#### Record set
------
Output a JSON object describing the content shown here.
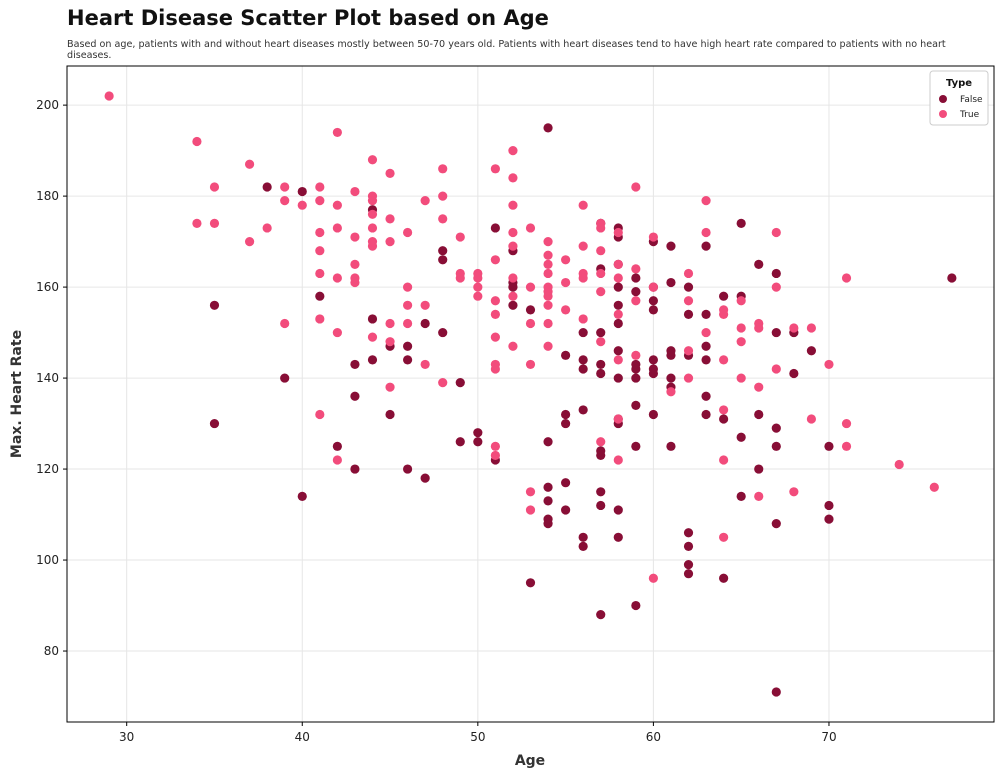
{
  "chart_data": {
    "type": "scatter",
    "title": "Heart Disease Scatter Plot based on Age",
    "subtitle": "Based on age, patients with and without heart diseases mostly between 50-70 years old. Patients with heart diseases tend to have high heart rate compared to patients with no heart diseases.",
    "xlabel": "Age",
    "ylabel": "Max. Heart Rate",
    "xlim": [
      26.6,
      79.4
    ],
    "ylim": [
      64.4,
      208.6
    ],
    "xticks": [
      30,
      40,
      50,
      60,
      70
    ],
    "yticks": [
      80,
      100,
      120,
      140,
      160,
      180,
      200
    ],
    "grid": true,
    "legend": {
      "title": "Type",
      "placement": "top-right"
    },
    "series": [
      {
        "name": "False",
        "color": "#880e36",
        "points": [
          [
            35,
            156
          ],
          [
            35,
            130
          ],
          [
            38,
            182
          ],
          [
            39,
            140
          ],
          [
            40,
            181
          ],
          [
            40,
            114
          ],
          [
            41,
            158
          ],
          [
            42,
            125
          ],
          [
            43,
            143
          ],
          [
            43,
            136
          ],
          [
            43,
            120
          ],
          [
            44,
            177
          ],
          [
            44,
            153
          ],
          [
            44,
            144
          ],
          [
            45,
            147
          ],
          [
            45,
            132
          ],
          [
            46,
            147
          ],
          [
            46,
            144
          ],
          [
            46,
            120
          ],
          [
            47,
            152
          ],
          [
            47,
            118
          ],
          [
            48,
            168
          ],
          [
            48,
            166
          ],
          [
            48,
            150
          ],
          [
            49,
            139
          ],
          [
            49,
            126
          ],
          [
            50,
            128
          ],
          [
            50,
            126
          ],
          [
            51,
            173
          ],
          [
            51,
            122
          ],
          [
            52,
            168
          ],
          [
            52,
            161
          ],
          [
            52,
            160
          ],
          [
            52,
            156
          ],
          [
            53,
            155
          ],
          [
            53,
            95
          ],
          [
            54,
            195
          ],
          [
            54,
            126
          ],
          [
            54,
            116
          ],
          [
            54,
            113
          ],
          [
            54,
            109
          ],
          [
            54,
            108
          ],
          [
            55,
            145
          ],
          [
            55,
            132
          ],
          [
            55,
            130
          ],
          [
            55,
            117
          ],
          [
            55,
            111
          ],
          [
            56,
            150
          ],
          [
            56,
            144
          ],
          [
            56,
            142
          ],
          [
            56,
            133
          ],
          [
            56,
            105
          ],
          [
            56,
            103
          ],
          [
            57,
            174
          ],
          [
            57,
            164
          ],
          [
            57,
            150
          ],
          [
            57,
            143
          ],
          [
            57,
            141
          ],
          [
            57,
            124
          ],
          [
            57,
            123
          ],
          [
            57,
            115
          ],
          [
            57,
            112
          ],
          [
            57,
            88
          ],
          [
            58,
            173
          ],
          [
            58,
            171
          ],
          [
            58,
            165
          ],
          [
            58,
            160
          ],
          [
            58,
            156
          ],
          [
            58,
            152
          ],
          [
            58,
            146
          ],
          [
            58,
            140
          ],
          [
            58,
            131
          ],
          [
            58,
            130
          ],
          [
            58,
            111
          ],
          [
            58,
            105
          ],
          [
            59,
            162
          ],
          [
            59,
            159
          ],
          [
            59,
            143
          ],
          [
            59,
            142
          ],
          [
            59,
            140
          ],
          [
            59,
            134
          ],
          [
            59,
            125
          ],
          [
            59,
            90
          ],
          [
            60,
            170
          ],
          [
            60,
            160
          ],
          [
            60,
            157
          ],
          [
            60,
            155
          ],
          [
            60,
            144
          ],
          [
            60,
            142
          ],
          [
            60,
            141
          ],
          [
            60,
            132
          ],
          [
            61,
            169
          ],
          [
            61,
            161
          ],
          [
            61,
            146
          ],
          [
            61,
            145
          ],
          [
            61,
            140
          ],
          [
            61,
            138
          ],
          [
            61,
            125
          ],
          [
            62,
            160
          ],
          [
            62,
            154
          ],
          [
            62,
            145
          ],
          [
            62,
            106
          ],
          [
            62,
            103
          ],
          [
            62,
            99
          ],
          [
            62,
            97
          ],
          [
            63,
            169
          ],
          [
            63,
            154
          ],
          [
            63,
            147
          ],
          [
            63,
            144
          ],
          [
            63,
            136
          ],
          [
            63,
            132
          ],
          [
            64,
            158
          ],
          [
            64,
            131
          ],
          [
            64,
            96
          ],
          [
            65,
            174
          ],
          [
            65,
            158
          ],
          [
            65,
            127
          ],
          [
            65,
            114
          ],
          [
            66,
            165
          ],
          [
            66,
            132
          ],
          [
            66,
            120
          ],
          [
            67,
            163
          ],
          [
            67,
            150
          ],
          [
            67,
            129
          ],
          [
            67,
            125
          ],
          [
            67,
            108
          ],
          [
            67,
            71
          ],
          [
            68,
            150
          ],
          [
            68,
            141
          ],
          [
            69,
            146
          ],
          [
            70,
            125
          ],
          [
            70,
            112
          ],
          [
            70,
            109
          ],
          [
            77,
            162
          ]
        ]
      },
      {
        "name": "True",
        "color": "#f24c7c",
        "points": [
          [
            29,
            202
          ],
          [
            34,
            192
          ],
          [
            34,
            174
          ],
          [
            35,
            182
          ],
          [
            35,
            174
          ],
          [
            37,
            187
          ],
          [
            37,
            170
          ],
          [
            38,
            173
          ],
          [
            39,
            182
          ],
          [
            39,
            179
          ],
          [
            39,
            152
          ],
          [
            40,
            178
          ],
          [
            41,
            182
          ],
          [
            41,
            179
          ],
          [
            41,
            172
          ],
          [
            41,
            168
          ],
          [
            41,
            163
          ],
          [
            41,
            153
          ],
          [
            41,
            132
          ],
          [
            42,
            194
          ],
          [
            42,
            178
          ],
          [
            42,
            173
          ],
          [
            42,
            162
          ],
          [
            42,
            150
          ],
          [
            42,
            122
          ],
          [
            43,
            181
          ],
          [
            43,
            171
          ],
          [
            43,
            165
          ],
          [
            43,
            162
          ],
          [
            43,
            161
          ],
          [
            44,
            188
          ],
          [
            44,
            180
          ],
          [
            44,
            179
          ],
          [
            44,
            176
          ],
          [
            44,
            173
          ],
          [
            44,
            170
          ],
          [
            44,
            169
          ],
          [
            44,
            149
          ],
          [
            45,
            185
          ],
          [
            45,
            175
          ],
          [
            45,
            170
          ],
          [
            45,
            152
          ],
          [
            45,
            148
          ],
          [
            45,
            138
          ],
          [
            46,
            172
          ],
          [
            46,
            160
          ],
          [
            46,
            156
          ],
          [
            46,
            152
          ],
          [
            47,
            179
          ],
          [
            47,
            156
          ],
          [
            47,
            143
          ],
          [
            48,
            186
          ],
          [
            48,
            180
          ],
          [
            48,
            175
          ],
          [
            48,
            139
          ],
          [
            49,
            171
          ],
          [
            49,
            163
          ],
          [
            49,
            162
          ],
          [
            50,
            163
          ],
          [
            50,
            162
          ],
          [
            50,
            160
          ],
          [
            50,
            158
          ],
          [
            51,
            186
          ],
          [
            51,
            166
          ],
          [
            51,
            157
          ],
          [
            51,
            154
          ],
          [
            51,
            149
          ],
          [
            51,
            143
          ],
          [
            51,
            142
          ],
          [
            51,
            125
          ],
          [
            51,
            123
          ],
          [
            52,
            190
          ],
          [
            52,
            184
          ],
          [
            52,
            178
          ],
          [
            52,
            172
          ],
          [
            52,
            169
          ],
          [
            52,
            162
          ],
          [
            52,
            158
          ],
          [
            52,
            147
          ],
          [
            53,
            173
          ],
          [
            53,
            160
          ],
          [
            53,
            152
          ],
          [
            53,
            143
          ],
          [
            53,
            115
          ],
          [
            53,
            111
          ],
          [
            54,
            170
          ],
          [
            54,
            167
          ],
          [
            54,
            165
          ],
          [
            54,
            163
          ],
          [
            54,
            160
          ],
          [
            54,
            159
          ],
          [
            54,
            158
          ],
          [
            54,
            156
          ],
          [
            54,
            152
          ],
          [
            54,
            147
          ],
          [
            55,
            166
          ],
          [
            55,
            161
          ],
          [
            55,
            155
          ],
          [
            56,
            178
          ],
          [
            56,
            169
          ],
          [
            56,
            163
          ],
          [
            56,
            162
          ],
          [
            56,
            153
          ],
          [
            57,
            174
          ],
          [
            57,
            173
          ],
          [
            57,
            168
          ],
          [
            57,
            163
          ],
          [
            57,
            159
          ],
          [
            57,
            148
          ],
          [
            57,
            126
          ],
          [
            58,
            172
          ],
          [
            58,
            165
          ],
          [
            58,
            162
          ],
          [
            58,
            154
          ],
          [
            58,
            144
          ],
          [
            58,
            131
          ],
          [
            58,
            122
          ],
          [
            59,
            182
          ],
          [
            59,
            164
          ],
          [
            59,
            157
          ],
          [
            59,
            145
          ],
          [
            60,
            171
          ],
          [
            60,
            160
          ],
          [
            60,
            96
          ],
          [
            61,
            137
          ],
          [
            62,
            163
          ],
          [
            62,
            157
          ],
          [
            62,
            146
          ],
          [
            62,
            140
          ],
          [
            63,
            179
          ],
          [
            63,
            172
          ],
          [
            63,
            150
          ],
          [
            64,
            155
          ],
          [
            64,
            154
          ],
          [
            64,
            144
          ],
          [
            64,
            133
          ],
          [
            64,
            122
          ],
          [
            64,
            105
          ],
          [
            65,
            157
          ],
          [
            65,
            151
          ],
          [
            65,
            148
          ],
          [
            65,
            140
          ],
          [
            66,
            152
          ],
          [
            66,
            151
          ],
          [
            66,
            138
          ],
          [
            66,
            114
          ],
          [
            67,
            172
          ],
          [
            67,
            160
          ],
          [
            67,
            142
          ],
          [
            68,
            151
          ],
          [
            68,
            115
          ],
          [
            69,
            151
          ],
          [
            69,
            131
          ],
          [
            70,
            143
          ],
          [
            71,
            162
          ],
          [
            71,
            130
          ],
          [
            71,
            125
          ],
          [
            74,
            121
          ],
          [
            76,
            116
          ]
        ]
      }
    ]
  }
}
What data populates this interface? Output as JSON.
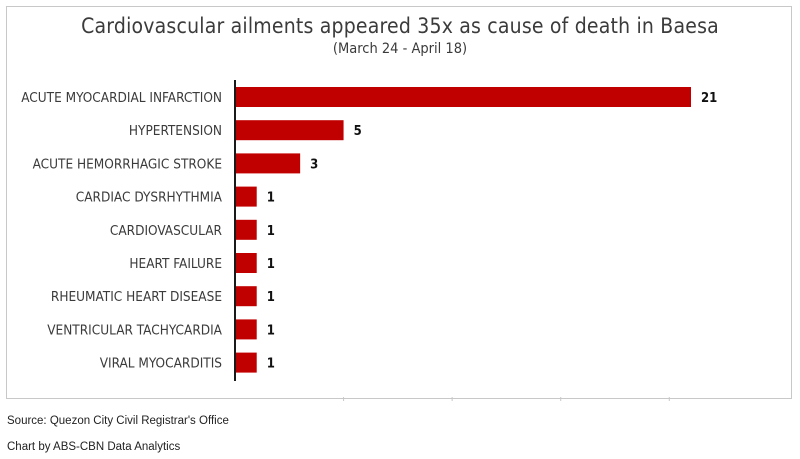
{
  "chart_data": {
    "type": "bar",
    "orientation": "horizontal",
    "title": "Cardiovascular ailments appeared 35x as cause of death in Baesa",
    "subtitle": "(March 24 - April 18)",
    "categories": [
      "ACUTE MYOCARDIAL INFARCTION",
      "HYPERTENSION",
      "ACUTE HEMORRHAGIC STROKE",
      "CARDIAC DYSRHYTHMIA",
      "CARDIOVASCULAR",
      "HEART FAILURE",
      "RHEUMATIC HEART DISEASE",
      "VENTRICULAR TACHYCARDIA",
      "VIRAL MYOCARDITIS"
    ],
    "values": [
      21,
      5,
      3,
      1,
      1,
      1,
      1,
      1,
      1
    ],
    "xlim": [
      0,
      25
    ],
    "bar_color": "#c00000",
    "grid": false
  },
  "footer": {
    "source": "Source: Quezon City Civil Registrar's Office",
    "credit": "Chart by ABS-CBN Data Analytics"
  }
}
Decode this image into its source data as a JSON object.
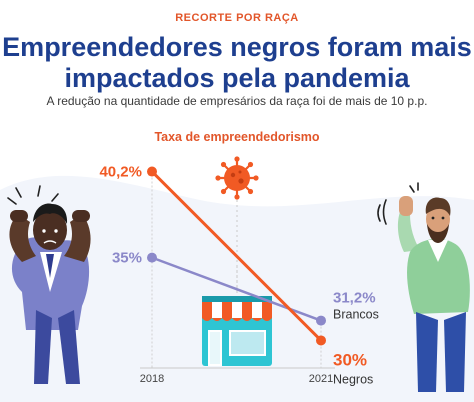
{
  "header": {
    "kicker": "RECORTE POR RAÇA",
    "title_line1": "Empreendedores negros foram mais",
    "title_line2": "impactados pela pandemia",
    "subtitle": "A redução na quantidade de empresários da raça foi de mais de 10 p.p."
  },
  "colors": {
    "negros": "#f15a24",
    "brancos": "#8b88c9",
    "title": "#1e3f8f",
    "accent": "#e2562a"
  },
  "icons": [
    "virus-icon",
    "storefront-icon",
    "worried-man-illustration",
    "frustrated-man-illustration"
  ],
  "chart_data": {
    "type": "line",
    "title": "Taxa de empreendedorismo",
    "categories": [
      "2018",
      "2021"
    ],
    "ylim": [
      29,
      41.5
    ],
    "series": [
      {
        "name": "Negros",
        "values": [
          40.2,
          30
        ],
        "labels": [
          "40,2%",
          "30%"
        ],
        "color": "#f15a24"
      },
      {
        "name": "Brancos",
        "values": [
          35,
          31.2
        ],
        "labels": [
          "35%",
          "31,2%"
        ],
        "color": "#8b88c9"
      }
    ]
  }
}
------
Within the listing above, find every line containing the string "subtitle" and return it.

    "subtitle": "Based on age, patients with and without heart diseases mostly between 50-70 years old. Patients with heart diseases tend to have high heart rate compared to patients with no heart diseases.",
    "subtitle": "(March 24 - April 18)",
    "subtitle": "A redução na quantidade de empresários da raça foi de mais de 10 p.p."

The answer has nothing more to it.